§ Set exercise
Copy the data word for word, keeping every line.

Stored data
--
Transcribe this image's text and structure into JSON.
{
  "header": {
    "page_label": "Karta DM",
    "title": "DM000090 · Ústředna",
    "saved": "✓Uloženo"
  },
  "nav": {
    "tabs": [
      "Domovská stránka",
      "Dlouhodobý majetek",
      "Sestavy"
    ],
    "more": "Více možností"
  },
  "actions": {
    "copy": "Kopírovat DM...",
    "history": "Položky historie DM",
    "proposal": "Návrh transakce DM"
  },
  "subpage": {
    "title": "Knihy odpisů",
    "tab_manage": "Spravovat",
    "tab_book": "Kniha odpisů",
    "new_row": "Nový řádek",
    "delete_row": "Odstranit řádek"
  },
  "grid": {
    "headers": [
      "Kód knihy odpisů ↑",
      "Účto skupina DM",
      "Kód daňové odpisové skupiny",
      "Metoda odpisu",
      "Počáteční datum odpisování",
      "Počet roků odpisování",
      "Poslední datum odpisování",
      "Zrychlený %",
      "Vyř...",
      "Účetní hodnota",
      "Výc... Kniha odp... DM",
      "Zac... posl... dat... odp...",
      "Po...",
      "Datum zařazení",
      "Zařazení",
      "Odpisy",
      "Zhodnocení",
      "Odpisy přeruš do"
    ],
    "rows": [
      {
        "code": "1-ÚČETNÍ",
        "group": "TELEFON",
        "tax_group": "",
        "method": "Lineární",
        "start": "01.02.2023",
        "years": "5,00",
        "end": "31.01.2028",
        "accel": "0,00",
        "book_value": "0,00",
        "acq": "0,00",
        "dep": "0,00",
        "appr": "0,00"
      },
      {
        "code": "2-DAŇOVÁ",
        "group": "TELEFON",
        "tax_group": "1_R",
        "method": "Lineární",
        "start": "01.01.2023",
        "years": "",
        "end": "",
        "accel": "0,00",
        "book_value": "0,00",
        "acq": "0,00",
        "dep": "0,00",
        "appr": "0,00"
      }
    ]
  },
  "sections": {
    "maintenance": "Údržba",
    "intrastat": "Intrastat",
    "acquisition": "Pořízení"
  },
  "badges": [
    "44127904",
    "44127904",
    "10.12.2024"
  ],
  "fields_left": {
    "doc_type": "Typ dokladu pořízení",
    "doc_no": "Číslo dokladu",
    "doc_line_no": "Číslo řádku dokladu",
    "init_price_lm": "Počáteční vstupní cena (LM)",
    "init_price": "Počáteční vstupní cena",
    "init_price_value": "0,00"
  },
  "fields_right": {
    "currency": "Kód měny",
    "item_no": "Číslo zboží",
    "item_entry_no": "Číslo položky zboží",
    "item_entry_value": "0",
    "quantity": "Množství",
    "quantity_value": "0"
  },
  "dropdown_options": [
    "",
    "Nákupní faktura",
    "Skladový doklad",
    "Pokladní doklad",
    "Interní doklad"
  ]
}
--
§ Full solution
Transcribe this image's text and structure into JSON.
{
  "header": {
    "page_label": "Karta DM",
    "title": "DM000090 · Ústředna",
    "saved": "✓Uloženo"
  },
  "nav": {
    "tabs": [
      "Domovská stránka",
      "Dlouhodobý majetek",
      "Sestavy"
    ],
    "more": "Více možností"
  },
  "actions": {
    "copy": "Kopírovat DM...",
    "history": "Položky historie DM",
    "proposal": "Návrh transakce DM"
  },
  "subpage": {
    "title": "Knihy odpisů",
    "tab_manage": "Spravovat",
    "tab_book": "Kniha odpisů",
    "new_row": "Nový řádek",
    "delete_row": "Odstranit řádek"
  },
  "grid": {
    "headers": [
      "Kód knihy odpisů ↑",
      "Účto skupina DM",
      "Kód daňové odpisové skupiny",
      "Metoda odpisu",
      "Počáteční datum odpisování",
      "Počet roků odpisování",
      "Poslední datum odpisování",
      "Zrychlený %",
      "Vyř...",
      "Účetní hodnota",
      "Výc... Kniha odp... DM",
      "Zac... posl... dat... odp...",
      "Po...",
      "Datum zařazení",
      "Zařazení",
      "Odpisy",
      "Zhodnocení",
      "Odpisy přeruš do"
    ],
    "rows": [
      {
        "code": "1-ÚČETNÍ",
        "group": "TELEFON",
        "tax_group": "",
        "method": "Lineární",
        "start": "01.02.2023",
        "years": "5,00",
        "end": "31.01.2028",
        "accel": "0,00",
        "book_value": "0,00",
        "acq": "0,00",
        "dep": "0,00",
        "appr": "0,00"
      },
      {
        "code": "2-DAŇOVÁ",
        "group": "TELEFON",
        "tax_group": "1_R",
        "method": "Lineární",
        "start": "01.01.2023",
        "years": "",
        "end": "",
        "accel": "0,00",
        "book_value": "0,00",
        "acq": "0,00",
        "dep": "0,00",
        "appr": "0,00"
      }
    ]
  },
  "sections": {
    "maintenance": "Údržba",
    "intrastat": "Intrastat",
    "acquisition": "Pořízení"
  },
  "badges": [
    "44127904",
    "44127904",
    "10.12.2024"
  ],
  "fields_left": {
    "doc_type": "Typ dokladu pořízení",
    "doc_no": "Číslo dokladu",
    "doc_line_no": "Číslo řádku dokladu",
    "init_price_lm": "Počáteční vstupní cena (LM)",
    "init_price": "Počáteční vstupní cena",
    "init_price_value": "0,00"
  },
  "fields_right": {
    "currency": "Kód měny",
    "item_no": "Číslo zboží",
    "item_entry_no": "Číslo položky zboží",
    "item_entry_value": "0",
    "quantity": "Množství",
    "quantity_value": "0"
  },
  "dropdown_options": [
    "",
    "Nákupní faktura",
    "Skladový doklad",
    "Pokladní doklad",
    "Interní doklad"
  ]
}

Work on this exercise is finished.